EXERCISE INSTRUCTIONS — Go through the material below and copy each line where the word "hotspot" appears.

################

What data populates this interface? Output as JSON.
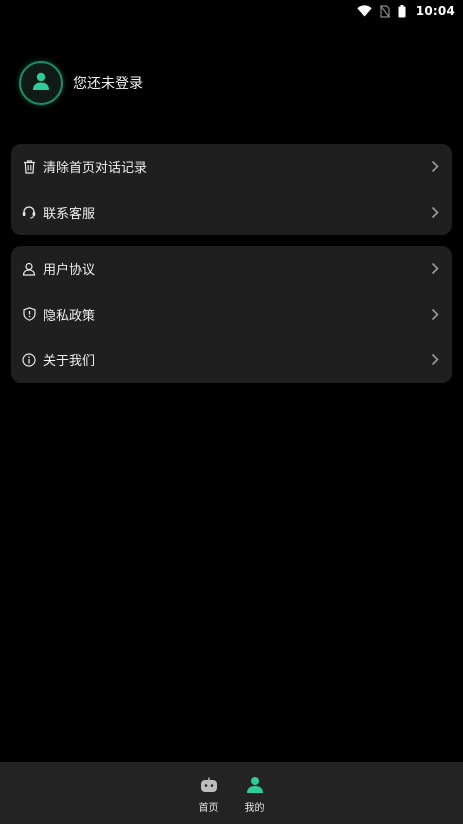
{
  "status_bar": {
    "time": "10:04",
    "icons": [
      "wifi-icon",
      "no-sim-icon",
      "battery-icon"
    ]
  },
  "profile": {
    "name": "您还未登录",
    "avatar_icon": "user-icon",
    "accent_color": "#2ecc9a"
  },
  "menu_groups": [
    {
      "items": [
        {
          "label": "清除首页对话记录",
          "icon": "trash-icon"
        },
        {
          "label": "联系客服",
          "icon": "headset-icon"
        }
      ]
    },
    {
      "items": [
        {
          "label": "用户协议",
          "icon": "user-agreement-icon"
        },
        {
          "label": "隐私政策",
          "icon": "shield-icon"
        },
        {
          "label": "关于我们",
          "icon": "info-icon"
        }
      ]
    }
  ],
  "bottom_nav": {
    "items": [
      {
        "label": "首页",
        "icon": "robot-icon",
        "active": false
      },
      {
        "label": "我的",
        "icon": "user-icon",
        "active": true
      }
    ]
  },
  "colors": {
    "background": "#000000",
    "card": "#1f1f1f",
    "nav_bar": "#232323",
    "accent": "#2ecc9a"
  }
}
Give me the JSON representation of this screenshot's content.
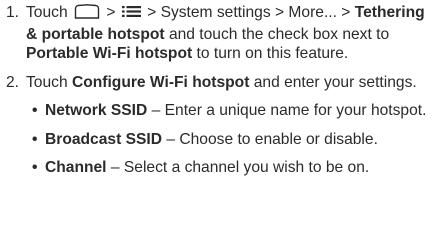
{
  "steps": [
    {
      "number": "1.",
      "touch": "Touch",
      "sep1": ">",
      "sep2": ">",
      "system_settings": "System settings",
      "sep3": ">",
      "more": "More...",
      "sep4": ">",
      "tethering": "Tethering & portable hotspot",
      "and_touch": "and touch the check box next to",
      "portable": "Portable Wi-Fi hotspot",
      "to_turn_on": "to turn on this feature.",
      "icons": [
        "home-icon",
        "menu-icon"
      ]
    },
    {
      "number": "2.",
      "touch": "Touch",
      "configure": "Configure Wi-Fi hotspot",
      "and_enter": "and enter your settings."
    }
  ],
  "bullets": [
    {
      "term": "Network SSID",
      "dash": "–",
      "desc": "Enter a unique name for your hotspot."
    },
    {
      "term": "Broadcast SSID",
      "dash": "–",
      "desc": "Choose to enable or disable."
    },
    {
      "term": "Channel",
      "dash": "–",
      "desc": "Select a channel you wish to be on."
    }
  ]
}
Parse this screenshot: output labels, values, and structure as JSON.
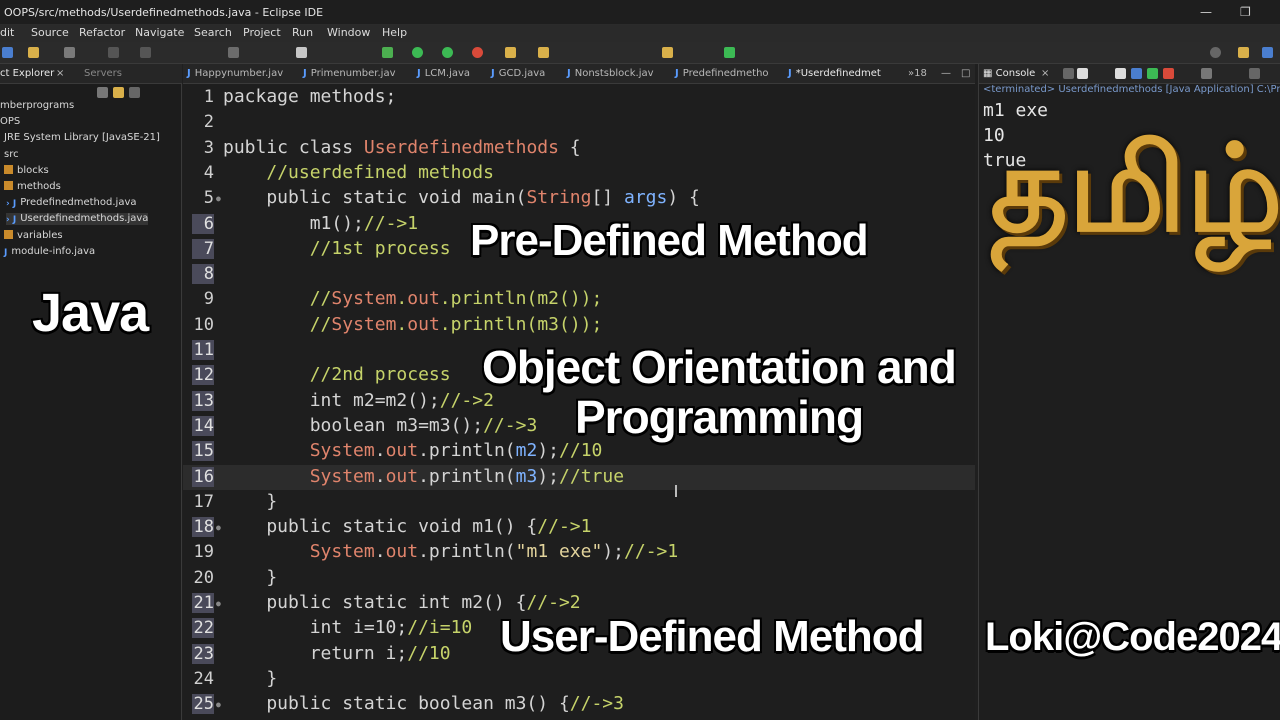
{
  "window": {
    "title": "OOPS/src/methods/Userdefinedmethods.java - Eclipse IDE"
  },
  "menu": [
    "dit",
    "Source",
    "Refactor",
    "Navigate",
    "Search",
    "Project",
    "Run",
    "Window",
    "Help"
  ],
  "explorer": {
    "tabs": [
      "ct Explorer",
      "Servers"
    ],
    "items": [
      {
        "label": "mberprograms"
      },
      {
        "label": "OPS"
      },
      {
        "label": "JRE System Library [JavaSE-21]"
      },
      {
        "label": "src"
      },
      {
        "label": "blocks"
      },
      {
        "label": "methods"
      },
      {
        "label": "Predefinedmethod.java"
      },
      {
        "label": "Userdefinedmethods.java"
      },
      {
        "label": "variables"
      },
      {
        "label": "module-info.java"
      }
    ]
  },
  "editor": {
    "tabs": [
      "Happynumber.jav",
      "Primenumber.jav",
      "LCM.java",
      "GCD.java",
      "Nonstsblock.jav",
      "Predefinedmetho",
      "*Userdefinedmet",
      "»18"
    ],
    "lines": [
      {
        "n": "1",
        "t": "package methods;"
      },
      {
        "n": "2",
        "t": ""
      },
      {
        "n": "3",
        "t": "public class Userdefinedmethods {"
      },
      {
        "n": "4",
        "t": "    //userdefined methods"
      },
      {
        "n": "5",
        "t": "    public static void main(String[] args) {"
      },
      {
        "n": "6",
        "t": "        m1();//->1"
      },
      {
        "n": "7",
        "t": "        //1st process"
      },
      {
        "n": "8",
        "t": ""
      },
      {
        "n": "9",
        "t": "        //System.out.println(m2());"
      },
      {
        "n": "10",
        "t": "        //System.out.println(m3());"
      },
      {
        "n": "11",
        "t": ""
      },
      {
        "n": "12",
        "t": "        //2nd process"
      },
      {
        "n": "13",
        "t": "        int m2=m2();//->2"
      },
      {
        "n": "14",
        "t": "        boolean m3=m3();//->3"
      },
      {
        "n": "15",
        "t": "        System.out.println(m2);//10"
      },
      {
        "n": "16",
        "t": "        System.out.println(m3);//true"
      },
      {
        "n": "17",
        "t": "    }"
      },
      {
        "n": "18",
        "t": "    public static void m1() {//->1"
      },
      {
        "n": "19",
        "t": "        System.out.println(\"m1 exe\");//->1"
      },
      {
        "n": "20",
        "t": "    }"
      },
      {
        "n": "21",
        "t": "    public static int m2() {//->2"
      },
      {
        "n": "22",
        "t": "        int i=10;//i=10"
      },
      {
        "n": "23",
        "t": "        return i;//10"
      },
      {
        "n": "24",
        "t": "    }"
      },
      {
        "n": "25",
        "t": "    public static boolean m3() {//->3"
      }
    ]
  },
  "console": {
    "tab": "Console",
    "terminated": "<terminated> Userdefinedmethods [Java Application] C:\\Progra",
    "output": [
      "m1 exe",
      "10",
      "true"
    ]
  },
  "overlays": {
    "predefined": "Pre-Defined Method",
    "oop1": "Object Orientation and",
    "oop2": "Programming",
    "userdefined": "User-Defined Method",
    "java": "Java",
    "tamil": "தமிழ்",
    "brand": "Loki@Code2024"
  }
}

################

ANSWER —
      "tethering": "Tethering & portable hotspot",
      "portable": "Portable Wi-Fi hotspot",
      "configure": "Configure Wi-Fi hotspot",
      "desc": "Enter a unique name for your hotspot."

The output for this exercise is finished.